**What the task requires:**
Extract the complete listing and output it unchanged.

-- start of Records to process --

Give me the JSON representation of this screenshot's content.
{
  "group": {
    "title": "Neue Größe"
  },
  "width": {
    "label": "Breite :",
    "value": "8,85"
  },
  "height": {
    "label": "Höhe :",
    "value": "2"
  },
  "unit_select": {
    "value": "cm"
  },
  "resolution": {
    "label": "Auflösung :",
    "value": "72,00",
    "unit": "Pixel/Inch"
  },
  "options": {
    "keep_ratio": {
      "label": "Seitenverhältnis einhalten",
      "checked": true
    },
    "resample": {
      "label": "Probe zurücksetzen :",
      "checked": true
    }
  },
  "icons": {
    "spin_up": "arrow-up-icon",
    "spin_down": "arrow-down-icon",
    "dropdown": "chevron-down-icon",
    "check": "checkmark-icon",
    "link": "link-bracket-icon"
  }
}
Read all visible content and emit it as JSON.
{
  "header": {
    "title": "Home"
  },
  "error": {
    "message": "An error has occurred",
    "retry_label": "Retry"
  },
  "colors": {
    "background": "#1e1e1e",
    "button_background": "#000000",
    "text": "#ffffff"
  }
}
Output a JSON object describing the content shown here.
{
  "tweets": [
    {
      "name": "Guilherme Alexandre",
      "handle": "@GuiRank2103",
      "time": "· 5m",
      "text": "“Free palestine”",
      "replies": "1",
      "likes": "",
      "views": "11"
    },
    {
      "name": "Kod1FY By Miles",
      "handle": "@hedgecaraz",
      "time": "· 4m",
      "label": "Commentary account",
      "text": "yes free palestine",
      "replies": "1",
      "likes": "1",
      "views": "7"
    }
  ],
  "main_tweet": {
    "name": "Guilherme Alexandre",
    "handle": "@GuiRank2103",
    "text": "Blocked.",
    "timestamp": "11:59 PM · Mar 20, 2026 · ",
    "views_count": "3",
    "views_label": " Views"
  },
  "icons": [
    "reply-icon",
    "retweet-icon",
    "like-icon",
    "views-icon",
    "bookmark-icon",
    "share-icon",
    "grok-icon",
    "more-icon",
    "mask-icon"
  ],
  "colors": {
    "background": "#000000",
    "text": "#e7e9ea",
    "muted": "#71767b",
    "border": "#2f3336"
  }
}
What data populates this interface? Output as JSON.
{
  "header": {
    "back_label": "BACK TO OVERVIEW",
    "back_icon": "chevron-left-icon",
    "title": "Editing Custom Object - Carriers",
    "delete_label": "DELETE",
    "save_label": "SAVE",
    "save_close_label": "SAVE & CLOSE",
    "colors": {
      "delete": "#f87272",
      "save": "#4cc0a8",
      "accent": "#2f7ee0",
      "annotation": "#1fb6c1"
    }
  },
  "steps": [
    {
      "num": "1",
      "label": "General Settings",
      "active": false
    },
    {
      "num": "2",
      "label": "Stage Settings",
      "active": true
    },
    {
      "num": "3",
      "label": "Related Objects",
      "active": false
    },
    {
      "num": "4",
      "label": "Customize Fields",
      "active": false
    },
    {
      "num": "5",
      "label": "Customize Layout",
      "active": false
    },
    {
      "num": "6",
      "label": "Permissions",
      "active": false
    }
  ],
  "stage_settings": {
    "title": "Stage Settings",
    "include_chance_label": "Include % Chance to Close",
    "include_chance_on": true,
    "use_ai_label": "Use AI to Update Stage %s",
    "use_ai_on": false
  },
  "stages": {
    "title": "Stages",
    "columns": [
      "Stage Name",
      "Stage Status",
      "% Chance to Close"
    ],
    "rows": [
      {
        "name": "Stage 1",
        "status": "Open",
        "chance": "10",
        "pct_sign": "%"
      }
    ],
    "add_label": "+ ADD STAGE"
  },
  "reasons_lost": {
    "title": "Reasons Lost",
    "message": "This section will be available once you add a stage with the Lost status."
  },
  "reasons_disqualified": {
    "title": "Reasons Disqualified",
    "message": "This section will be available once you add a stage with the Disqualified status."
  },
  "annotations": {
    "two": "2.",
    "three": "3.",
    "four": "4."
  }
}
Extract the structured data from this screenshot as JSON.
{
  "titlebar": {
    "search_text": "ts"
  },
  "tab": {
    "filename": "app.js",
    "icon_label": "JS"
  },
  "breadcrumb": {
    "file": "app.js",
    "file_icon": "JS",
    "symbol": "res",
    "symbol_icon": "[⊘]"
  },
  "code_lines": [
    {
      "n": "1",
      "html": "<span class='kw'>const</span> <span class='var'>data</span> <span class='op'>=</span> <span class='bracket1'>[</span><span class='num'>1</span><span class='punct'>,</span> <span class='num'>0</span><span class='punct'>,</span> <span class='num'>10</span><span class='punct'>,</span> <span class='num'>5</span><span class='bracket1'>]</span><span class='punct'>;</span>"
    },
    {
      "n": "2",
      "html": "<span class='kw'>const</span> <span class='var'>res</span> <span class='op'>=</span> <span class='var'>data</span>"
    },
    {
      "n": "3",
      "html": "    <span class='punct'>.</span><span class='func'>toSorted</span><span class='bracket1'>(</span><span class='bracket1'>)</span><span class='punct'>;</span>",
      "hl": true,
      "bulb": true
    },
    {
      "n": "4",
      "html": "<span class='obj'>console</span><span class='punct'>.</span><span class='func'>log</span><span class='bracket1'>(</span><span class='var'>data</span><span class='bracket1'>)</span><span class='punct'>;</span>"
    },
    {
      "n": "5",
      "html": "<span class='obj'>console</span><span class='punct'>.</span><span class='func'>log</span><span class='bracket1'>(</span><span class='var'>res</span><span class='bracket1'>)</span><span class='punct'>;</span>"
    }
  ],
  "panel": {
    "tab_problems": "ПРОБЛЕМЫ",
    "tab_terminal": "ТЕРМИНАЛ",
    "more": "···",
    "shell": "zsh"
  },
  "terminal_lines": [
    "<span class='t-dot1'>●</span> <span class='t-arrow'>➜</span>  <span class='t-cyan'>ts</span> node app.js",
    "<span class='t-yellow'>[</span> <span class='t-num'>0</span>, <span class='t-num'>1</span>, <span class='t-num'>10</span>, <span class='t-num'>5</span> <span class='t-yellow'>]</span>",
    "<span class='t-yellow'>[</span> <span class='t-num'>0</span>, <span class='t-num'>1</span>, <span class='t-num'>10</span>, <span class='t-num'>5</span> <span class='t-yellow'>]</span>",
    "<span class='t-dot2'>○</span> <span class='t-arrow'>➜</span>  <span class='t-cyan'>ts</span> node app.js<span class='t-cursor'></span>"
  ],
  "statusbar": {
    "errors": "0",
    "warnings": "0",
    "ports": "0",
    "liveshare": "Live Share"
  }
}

-- end of Records to process --

**Full response:**
Give me the JSON representation of this screenshot's content.
{
  "group": {
    "title": "Neue Größe"
  },
  "width": {
    "label": "Breite :",
    "value": "8,85"
  },
  "height": {
    "label": "Höhe :",
    "value": "2"
  },
  "unit_select": {
    "value": "cm"
  },
  "resolution": {
    "label": "Auflösung :",
    "value": "72,00",
    "unit": "Pixel/Inch"
  },
  "options": {
    "keep_ratio": {
      "label": "Seitenverhältnis einhalten",
      "checked": true
    },
    "resample": {
      "label": "Probe zurücksetzen :",
      "checked": true
    }
  },
  "icons": {
    "spin_up": "arrow-up-icon",
    "spin_down": "arrow-down-icon",
    "dropdown": "chevron-down-icon",
    "check": "checkmark-icon",
    "link": "link-bracket-icon"
  }
}
Read all visible content and emit it as JSON.
{
  "header": {
    "title": "Home"
  },
  "error": {
    "message": "An error has occurred",
    "retry_label": "Retry"
  },
  "colors": {
    "background": "#1e1e1e",
    "button_background": "#000000",
    "text": "#ffffff"
  }
}
Output a JSON object describing the content shown here.
{
  "tweets": [
    {
      "name": "Guilherme Alexandre",
      "handle": "@GuiRank2103",
      "time": "· 5m",
      "text": "“Free palestine”",
      "replies": "1",
      "likes": "",
      "views": "11"
    },
    {
      "name": "Kod1FY By Miles",
      "handle": "@hedgecaraz",
      "time": "· 4m",
      "label": "Commentary account",
      "text": "yes free palestine",
      "replies": "1",
      "likes": "1",
      "views": "7"
    }
  ],
  "main_tweet": {
    "name": "Guilherme Alexandre",
    "handle": "@GuiRank2103",
    "text": "Blocked.",
    "timestamp": "11:59 PM · Mar 20, 2026 · ",
    "views_count": "3",
    "views_label": " Views"
  },
  "icons": [
    "reply-icon",
    "retweet-icon",
    "like-icon",
    "views-icon",
    "bookmark-icon",
    "share-icon",
    "grok-icon",
    "more-icon",
    "mask-icon"
  ],
  "colors": {
    "background": "#000000",
    "text": "#e7e9ea",
    "muted": "#71767b",
    "border": "#2f3336"
  }
}
What data populates this interface? Output as JSON.
{
  "header": {
    "back_label": "BACK TO OVERVIEW",
    "back_icon": "chevron-left-icon",
    "title": "Editing Custom Object - Carriers",
    "delete_label": "DELETE",
    "save_label": "SAVE",
    "save_close_label": "SAVE & CLOSE",
    "colors": {
      "delete": "#f87272",
      "save": "#4cc0a8",
      "accent": "#2f7ee0",
      "annotation": "#1fb6c1"
    }
  },
  "steps": [
    {
      "num": "1",
      "label": "General Settings",
      "active": false
    },
    {
      "num": "2",
      "label": "Stage Settings",
      "active": true
    },
    {
      "num": "3",
      "label": "Related Objects",
      "active": false
    },
    {
      "num": "4",
      "label": "Customize Fields",
      "active": false
    },
    {
      "num": "5",
      "label": "Customize Layout",
      "active": false
    },
    {
      "num": "6",
      "label": "Permissions",
      "active": false
    }
  ],
  "stage_settings": {
    "title": "Stage Settings",
    "include_chance_label": "Include % Chance to Close",
    "include_chance_on": true,
    "use_ai_label": "Use AI to Update Stage %s",
    "use_ai_on": false
  },
  "stages": {
    "title": "Stages",
    "columns": [
      "Stage Name",
      "Stage Status",
      "% Chance to Close"
    ],
    "rows": [
      {
        "name": "Stage 1",
        "status": "Open",
        "chance": "10",
        "pct_sign": "%"
      }
    ],
    "add_label": "+ ADD STAGE"
  },
  "reasons_lost": {
    "title": "Reasons Lost",
    "message": "This section will be available once you add a stage with the Lost status."
  },
  "reasons_disqualified": {
    "title": "Reasons Disqualified",
    "message": "This section will be available once you add a stage with the Disqualified status."
  },
  "annotations": {
    "two": "2.",
    "three": "3.",
    "four": "4."
  }
}
Extract the structured data from this screenshot as JSON.
{
  "titlebar": {
    "search_text": "ts"
  },
  "tab": {
    "filename": "app.js",
    "icon_label": "JS"
  },
  "breadcrumb": {
    "file": "app.js",
    "file_icon": "JS",
    "symbol": "res",
    "symbol_icon": "[⊘]"
  },
  "code_lines": [
    {
      "n": "1",
      "html": "<span class='kw'>const</span> <span class='var'>data</span> <span class='op'>=</span> <span class='bracket1'>[</span><span class='num'>1</span><span class='punct'>,</span> <span class='num'>0</span><span class='punct'>,</span> <span class='num'>10</span><span class='punct'>,</span> <span class='num'>5</span><span class='bracket1'>]</span><span class='punct'>;</span>"
    },
    {
      "n": "2",
      "html": "<span class='kw'>const</span> <span class='var'>res</span> <span class='op'>=</span> <span class='var'>data</span>"
    },
    {
      "n": "3",
      "html": "    <span class='punct'>.</span><span class='func'>toSorted</span><span class='bracket1'>(</span><span class='bracket1'>)</span><span class='punct'>;</span>",
      "hl": true,
      "bulb": true
    },
    {
      "n": "4",
      "html": "<span class='obj'>console</span><span class='punct'>.</span><span class='func'>log</span><span class='bracket1'>(</span><span class='var'>data</span><span class='bracket1'>)</span><span class='punct'>;</span>"
    },
    {
      "n": "5",
      "html": "<span class='obj'>console</span><span class='punct'>.</span><span class='func'>log</span><span class='bracket1'>(</span><span class='var'>res</span><span class='bracket1'>)</span><span class='punct'>;</span>"
    }
  ],
  "panel": {
    "tab_problems": "ПРОБЛЕМЫ",
    "tab_terminal": "ТЕРМИНАЛ",
    "more": "···",
    "shell": "zsh"
  },
  "terminal_lines": [
    "<span class='t-dot1'>●</span> <span class='t-arrow'>➜</span>  <span class='t-cyan'>ts</span> node app.js",
    "<span class='t-yellow'>[</span> <span class='t-num'>0</span>, <span class='t-num'>1</span>, <span class='t-num'>10</span>, <span class='t-num'>5</span> <span class='t-yellow'>]</span>",
    "<span class='t-yellow'>[</span> <span class='t-num'>0</span>, <span class='t-num'>1</span>, <span class='t-num'>10</span>, <span class='t-num'>5</span> <span class='t-yellow'>]</span>",
    "<span class='t-dot2'>○</span> <span class='t-arrow'>➜</span>  <span class='t-cyan'>ts</span> node app.js<span class='t-cursor'></span>"
  ],
  "statusbar": {
    "errors": "0",
    "warnings": "0",
    "ports": "0",
    "liveshare": "Live Share"
  }
}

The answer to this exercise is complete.